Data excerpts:
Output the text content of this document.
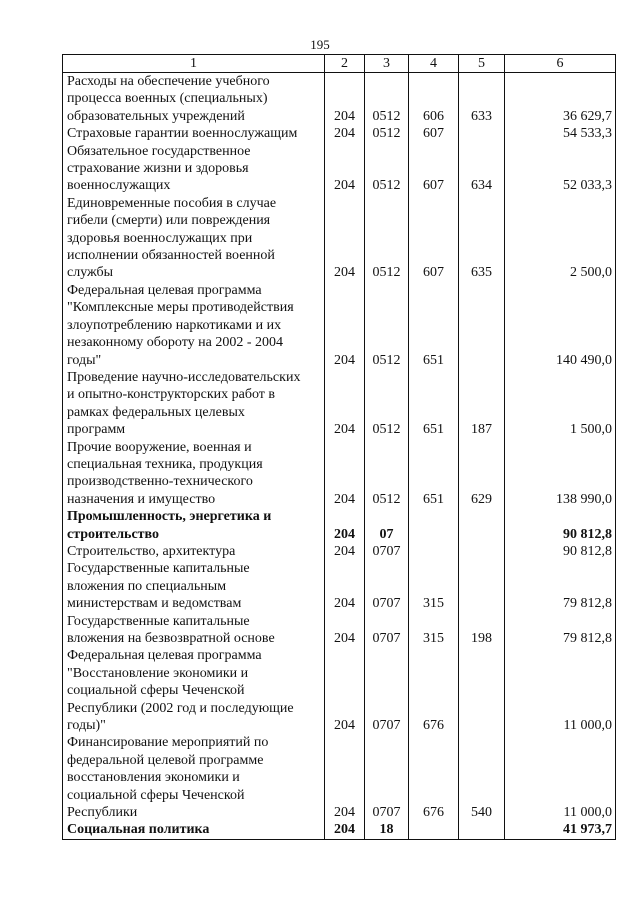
195
1	2	3	4	5	6
Расходы на обеспечение учебного
процесса военных (специальных)
образовательных учреждений	204	0512	606	633	36 629,7
Страховые гарантии военнослужащим	204	0512	607		54 533,3
Обязательное государственное
страхование жизни и здоровья
военнослужащих	204	0512	607	634	52 033,3
Единовременные пособия в случае
гибели (смерти) или повреждения
здоровья военнослужащих при
исполнении обязанностей военной
службы	204	0512	607	635	2 500,0
Федеральная целевая программа
"Комплексные меры противодействия
злоупотреблению наркотиками и их
незаконному обороту на 2002 - 2004
годы"	204	0512	651		140 490,0
Проведение научно-исследовательских
и опытно-конструкторских работ в
рамках федеральных целевых
программ	204	0512	651	187	1 500,0
Прочие вооружение, военная и
специальная техника, продукция
производственно-технического
назначения и имущество	204	0512	651	629	138 990,0
Промышленность, энергетика и
строительство	204	07			90 812,8
Строительство, архитектура	204	0707			90 812,8
Государственные капитальные
вложения по специальным
министерствам и ведомствам	204	0707	315		79 812,8
Государственные капитальные
вложения на безвозвратной основе	204	0707	315	198	79 812,8
Федеральная целевая программа
"Восстановление экономики и
социальной сферы Чеченской
Республики (2002 год и последующие
годы)"	204	0707	676		11 000,0
Финансирование мероприятий по
федеральной целевой программе
восстановления экономики и
социальной сферы Чеченской
Республики	204	0707	676	540	11 000,0
Социальная политика	204	18			41 973,7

- PROBLEM: Transcribe the whole listing, character for character, but not its images.

- WRITTEN ANSWER:
Output the text content of this document.
195
1	2	3	4	5	6
Расходы на обеспечение учебного
процесса военных (специальных)
образовательных учреждений	204	0512	606	633	36 629,7
Страховые гарантии военнослужащим	204	0512	607		54 533,3
Обязательное государственное
страхование жизни и здоровья
военнослужащих	204	0512	607	634	52 033,3
Единовременные пособия в случае
гибели (смерти) или повреждения
здоровья военнослужащих при
исполнении обязанностей военной
службы	204	0512	607	635	2 500,0
Федеральная целевая программа
"Комплексные меры противодействия
злоупотреблению наркотиками и их
незаконному обороту на 2002 - 2004
годы"	204	0512	651		140 490,0
Проведение научно-исследовательских
и опытно-конструкторских работ в
рамках федеральных целевых
программ	204	0512	651	187	1 500,0
Прочие вооружение, военная и
специальная техника, продукция
производственно-технического
назначения и имущество	204	0512	651	629	138 990,0
Промышленность, энергетика и
строительство	204	07			90 812,8
Строительство, архитектура	204	0707			90 812,8
Государственные капитальные
вложения по специальным
министерствам и ведомствам	204	0707	315		79 812,8
Государственные капитальные
вложения на безвозвратной основе	204	0707	315	198	79 812,8
Федеральная целевая программа
"Восстановление экономики и
социальной сферы Чеченской
Республики (2002 год и последующие
годы)"	204	0707	676		11 000,0
Финансирование мероприятий по
федеральной целевой программе
восстановления экономики и
социальной сферы Чеченской
Республики	204	0707	676	540	11 000,0
Социальная политика	204	18			41 973,7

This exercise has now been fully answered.